**GIVEN TASK:** Copy the material that follows word for word and omit its pictures.

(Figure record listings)
----

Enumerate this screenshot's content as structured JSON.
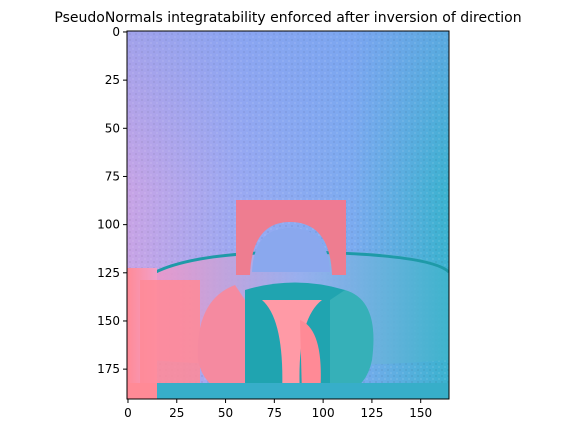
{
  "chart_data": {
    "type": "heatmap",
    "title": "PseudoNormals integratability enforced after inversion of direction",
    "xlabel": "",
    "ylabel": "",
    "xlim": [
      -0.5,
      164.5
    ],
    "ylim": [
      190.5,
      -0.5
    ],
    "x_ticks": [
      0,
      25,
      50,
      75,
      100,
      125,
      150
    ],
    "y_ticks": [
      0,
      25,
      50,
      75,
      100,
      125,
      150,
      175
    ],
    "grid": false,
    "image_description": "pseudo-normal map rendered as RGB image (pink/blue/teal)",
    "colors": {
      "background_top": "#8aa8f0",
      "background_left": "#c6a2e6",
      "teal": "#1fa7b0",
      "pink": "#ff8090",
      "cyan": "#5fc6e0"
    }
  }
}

----

**TASK RESULT:**
Enumerate this screenshot's content as structured JSON.
{
  "chart_data": {
    "type": "heatmap",
    "title": "PseudoNormals integratability enforced after inversion of direction",
    "xlabel": "",
    "ylabel": "",
    "xlim": [
      -0.5,
      164.5
    ],
    "ylim": [
      190.5,
      -0.5
    ],
    "x_ticks": [
      0,
      25,
      50,
      75,
      100,
      125,
      150
    ],
    "y_ticks": [
      0,
      25,
      50,
      75,
      100,
      125,
      150,
      175
    ],
    "grid": false,
    "image_description": "pseudo-normal map rendered as RGB image (pink/blue/teal)",
    "colors": {
      "background_top": "#8aa8f0",
      "background_left": "#c6a2e6",
      "teal": "#1fa7b0",
      "pink": "#ff8090",
      "cyan": "#5fc6e0"
    }
  }
}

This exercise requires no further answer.